● Dataset items
- - - - - - -

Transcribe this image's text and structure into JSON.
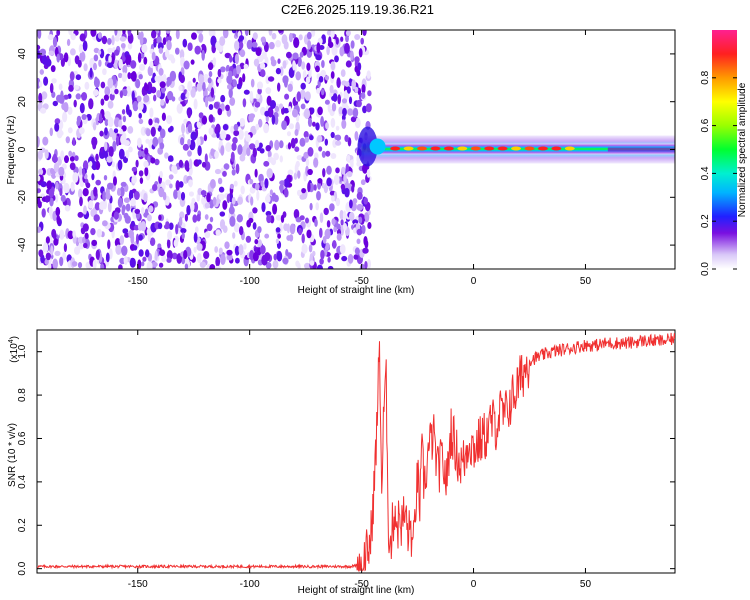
{
  "title": "C2E6.2025.119.19.36.R21",
  "colorbar": {
    "label": "Normalized spectral amplitude",
    "ticks": [
      "0.0",
      "0.2",
      "0.4",
      "0.6",
      "0.8"
    ]
  },
  "chart_data": [
    {
      "type": "heatmap",
      "title": "C2E6.2025.119.19.36.R21",
      "xlabel": "Height of straight line (km)",
      "ylabel": "Frequency (Hz)",
      "xlim": [
        -195,
        90
      ],
      "ylim": [
        -50,
        50
      ],
      "xticks": [
        -150,
        -100,
        -50,
        0,
        50
      ],
      "yticks": [
        -40,
        -20,
        0,
        20,
        40
      ],
      "colorbar_range": [
        0,
        1
      ],
      "description_values": {
        "noise_region_x": [
          -195,
          -50
        ],
        "signal_band_x": [
          -50,
          90
        ],
        "signal_band_frequency": 0
      }
    },
    {
      "type": "line",
      "xlabel": "Height of straight line (km)",
      "ylabel": "SNR (10 * v/v)",
      "yscale_label": "(x10",
      "yscale_exponent": "4",
      "yscale_close": ")",
      "xlim": [
        -195,
        90
      ],
      "ylim": [
        -0.02,
        1.1
      ],
      "xticks": [
        -150,
        -100,
        -50,
        0,
        50
      ],
      "yticks": [
        "0.0",
        "0.2",
        "0.4",
        "0.6",
        "0.8",
        "1.0"
      ],
      "ytick_values": [
        0.0,
        0.2,
        0.4,
        0.6,
        0.8,
        1.0
      ],
      "series": [
        {
          "color": "#f03030",
          "x": [
            -195,
            -170,
            -145,
            -120,
            -95,
            -70,
            -55,
            -50,
            -48,
            -46,
            -45,
            -44,
            -43,
            -42,
            -41,
            -40,
            -39,
            -38,
            -37,
            -36,
            -35,
            -34,
            -33,
            -32,
            -31,
            -30,
            -29,
            -28,
            -27,
            -26,
            -25,
            -24,
            -23,
            -22,
            -20,
            -18,
            -16,
            -14,
            -12,
            -10,
            -8,
            -6,
            -4,
            -2,
            0,
            2,
            4,
            6,
            8,
            10,
            12,
            14,
            16,
            18,
            20,
            22,
            25,
            30,
            35,
            40,
            45,
            50,
            55,
            60,
            65,
            70,
            75,
            80,
            85,
            90
          ],
          "y": [
            0.01,
            0.01,
            0.01,
            0.01,
            0.01,
            0.01,
            0.01,
            0.02,
            0.06,
            0.12,
            0.28,
            0.45,
            0.7,
            1.04,
            0.35,
            0.75,
            0.85,
            0.2,
            0.1,
            0.22,
            0.28,
            0.18,
            0.25,
            0.2,
            0.25,
            0.22,
            0.15,
            0.2,
            0.05,
            0.28,
            0.42,
            0.3,
            0.52,
            0.38,
            0.55,
            0.62,
            0.45,
            0.5,
            0.4,
            0.65,
            0.55,
            0.48,
            0.5,
            0.6,
            0.55,
            0.58,
            0.6,
            0.62,
            0.68,
            0.66,
            0.72,
            0.7,
            0.76,
            0.8,
            0.85,
            0.9,
            0.96,
            0.98,
            1.0,
            1.01,
            1.02,
            1.03,
            1.03,
            1.04,
            1.04,
            1.04,
            1.05,
            1.05,
            1.05,
            1.06
          ]
        }
      ]
    }
  ]
}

- - - - - - -

Check each line above for the string "ylabel", then copy the ones that have it.

      "ylabel": "Frequency (Hz)",
      "ylabel": "SNR (10 * v/v)",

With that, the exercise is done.